Your goal: Pictures do not belong in the copy, so please give every entry below again exactly.

───

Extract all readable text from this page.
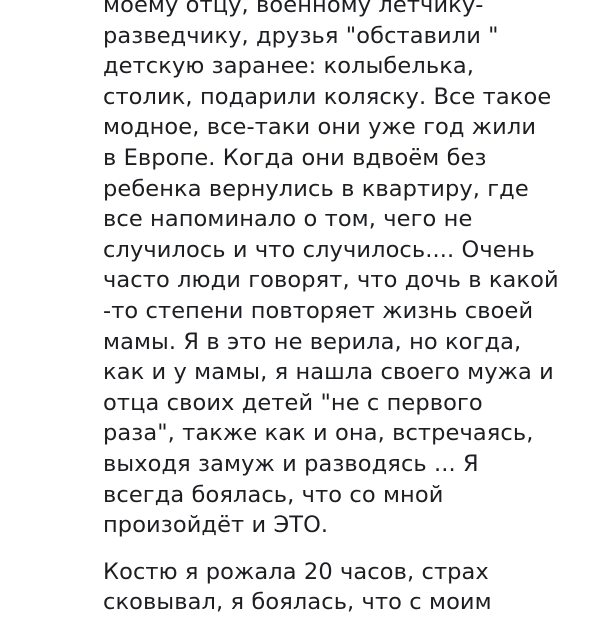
моему отцу, военному летчику-
разведчику, друзья "обставили "
детскую заранее: колыбелька,
столик, подарили коляску. Все такое
модное, все-таки они уже год жили
в Европе. Когда они вдвоём без
ребенка вернулись в квартиру, где
все напоминало о том, чего не
случилось и что случилось.... Очень
часто люди говорят, что дочь в какой
-то степени повторяет жизнь своей
мамы. Я в это не верила, но когда,
как и у мамы, я нашла своего мужа и
отца своих детей "не с первого
раза", также как и она, встречаясь,
выходя замуж и разводясь ... Я
всегда боялась, что со мной
произойдёт и ЭТО.
Костю я рожала 20 часов, страх
сковывал, я боялась, что с моим
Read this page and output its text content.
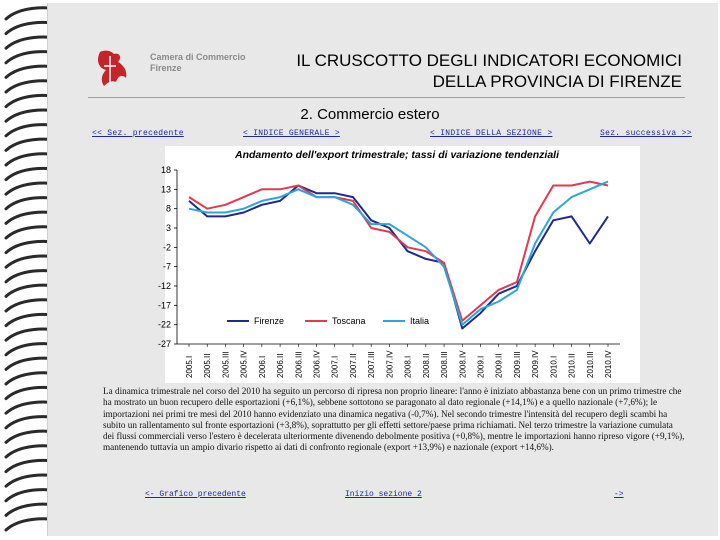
Camera di Commercio
Firenze	IL CRUSCOTTO DEGLI INDICATORI ECONOMICI
DELLA PROVINCIA DI FIRENZE
2. Commercio estero
<< Sez. precedente	< INDICE GENERALE >	< INDICE DELLA SEZIONE >	Sez. successiva >>
Andamento dell'export trimestrale; tassi di variazione tendenziali
18
13
8
3
-2
-7
-12
-17
-22
-27
2005.I 2005.II 2005.III 2005.IV 2006.I 2006.II 2006.III 2006.IV 2007.I 2007.II 2007.III 2007.IV 2008.I 2008.II 2008.III 2008.IV 2009.I 2009.II 2009.III 2009.IV 2010.I 2010.II 2010.III 2010.IV
Firenze	Toscana	Italia
La dinamica trimestrale nel corso del 2010 ha seguito un percorso di ripresa non proprio lineare: l'anno è iniziato abbastanza bene con un primo trimestre che ha mostrato un buon recupero delle esportazioni (+6,1%), sebbene sottotono se paragonato al dato regionale (+14,1%) e a quello nazionale (+7,6%); le importazioni nei primi tre mesi del 2010 hanno evidenziato una dinamica negativa (-0,7%). Nel secondo trimestre l'intensità del recupero degli scambi ha subito un rallentamento sul fronte esportazioni (+3,8%), soprattutto per gli effetti settore/paese prima richiamati. Nel terzo trimestre la variazione cumulata dei flussi commerciali verso l'estero è decelerata ulteriormente divenendo debolmente positiva (+0,8%), mentre le importazioni hanno ripreso vigore (+9,1%), mantenendo tuttavia un ampio divario rispetto ai dati di confronto regionale (export +13,9%) e nazionale (export +14,6%).
<- Grafico precedente	Inizio sezione 2	->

───

Expected output:
Extract all readable text from this page.
моему отцу, военному летчику-
разведчику, друзья "обставили "
детскую заранее: колыбелька,
столик, подарили коляску. Все такое
модное, все-таки они уже год жили
в Европе. Когда они вдвоём без
ребенка вернулись в квартиру, где
все напоминало о том, чего не
случилось и что случилось.... Очень
часто люди говорят, что дочь в какой
-то степени повторяет жизнь своей
мамы. Я в это не верила, но когда,
как и у мамы, я нашла своего мужа и
отца своих детей "не с первого
раза", также как и она, встречаясь,
выходя замуж и разводясь ... Я
всегда боялась, что со мной
произойдёт и ЭТО.
Костю я рожала 20 часов, страх
сковывал, я боялась, что с моим
Read this page and output its text content.
Camera di Commercio
Firenze	IL CRUSCOTTO DEGLI INDICATORI ECONOMICI
DELLA PROVINCIA DI FIRENZE
2. Commercio estero
<< Sez. precedente	< INDICE GENERALE >	< INDICE DELLA SEZIONE >	Sez. successiva >>
Andamento dell'export trimestrale; tassi di variazione tendenziali
18
13
8
3
-2
-7
-12
-17
-22
-27
2005.I 2005.II 2005.III 2005.IV 2006.I 2006.II 2006.III 2006.IV 2007.I 2007.II 2007.III 2007.IV 2008.I 2008.II 2008.III 2008.IV 2009.I 2009.II 2009.III 2009.IV 2010.I 2010.II 2010.III 2010.IV
Firenze	Toscana	Italia
La dinamica trimestrale nel corso del 2010 ha seguito un percorso di ripresa non proprio lineare: l'anno è iniziato abbastanza bene con un primo trimestre che ha mostrato un buon recupero delle esportazioni (+6,1%), sebbene sottotono se paragonato al dato regionale (+14,1%) e a quello nazionale (+7,6%); le importazioni nei primi tre mesi del 2010 hanno evidenziato una dinamica negativa (-0,7%). Nel secondo trimestre l'intensità del recupero degli scambi ha subito un rallentamento sul fronte esportazioni (+3,8%), soprattutto per gli effetti settore/paese prima richiamati. Nel terzo trimestre la variazione cumulata dei flussi commerciali verso l'estero è decelerata ulteriormente divenendo debolmente positiva (+0,8%), mentre le importazioni hanno ripreso vigore (+9,1%), mantenendo tuttavia un ampio divario rispetto ai dati di confronto regionale (export +13,9%) e nazionale (export +14,6%).
<- Grafico precedente	Inizio sezione 2	->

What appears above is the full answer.